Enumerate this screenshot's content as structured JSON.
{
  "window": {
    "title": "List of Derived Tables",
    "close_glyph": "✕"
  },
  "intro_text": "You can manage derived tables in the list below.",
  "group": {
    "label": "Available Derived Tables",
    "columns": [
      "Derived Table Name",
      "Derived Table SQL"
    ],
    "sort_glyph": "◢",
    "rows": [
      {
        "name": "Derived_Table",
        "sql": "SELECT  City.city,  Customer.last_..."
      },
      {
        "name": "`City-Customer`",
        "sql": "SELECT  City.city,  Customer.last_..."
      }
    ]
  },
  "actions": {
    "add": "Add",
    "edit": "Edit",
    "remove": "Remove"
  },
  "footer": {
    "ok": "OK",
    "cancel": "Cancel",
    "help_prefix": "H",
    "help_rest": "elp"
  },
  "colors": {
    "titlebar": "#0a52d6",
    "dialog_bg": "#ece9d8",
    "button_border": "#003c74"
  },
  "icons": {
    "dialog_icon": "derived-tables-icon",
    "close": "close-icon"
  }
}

☆ ☆ ☆ ☆ ☆

» EXERCISE DETAILS:
Copy out the data shown above without altering anything.

» EXERCISE RESULT:
Enumerate this screenshot's content as structured JSON.
{
  "window": {
    "title": "List of Derived Tables",
    "close_glyph": "✕"
  },
  "intro_text": "You can manage derived tables in the list below.",
  "group": {
    "label": "Available Derived Tables",
    "columns": [
      "Derived Table Name",
      "Derived Table SQL"
    ],
    "sort_glyph": "◢",
    "rows": [
      {
        "name": "Derived_Table",
        "sql": "SELECT  City.city,  Customer.last_..."
      },
      {
        "name": "`City-Customer`",
        "sql": "SELECT  City.city,  Customer.last_..."
      }
    ]
  },
  "actions": {
    "add": "Add",
    "edit": "Edit",
    "remove": "Remove"
  },
  "footer": {
    "ok": "OK",
    "cancel": "Cancel",
    "help_prefix": "H",
    "help_rest": "elp"
  },
  "colors": {
    "titlebar": "#0a52d6",
    "dialog_bg": "#ece9d8",
    "button_border": "#003c74"
  },
  "icons": {
    "dialog_icon": "derived-tables-icon",
    "close": "close-icon"
  }
}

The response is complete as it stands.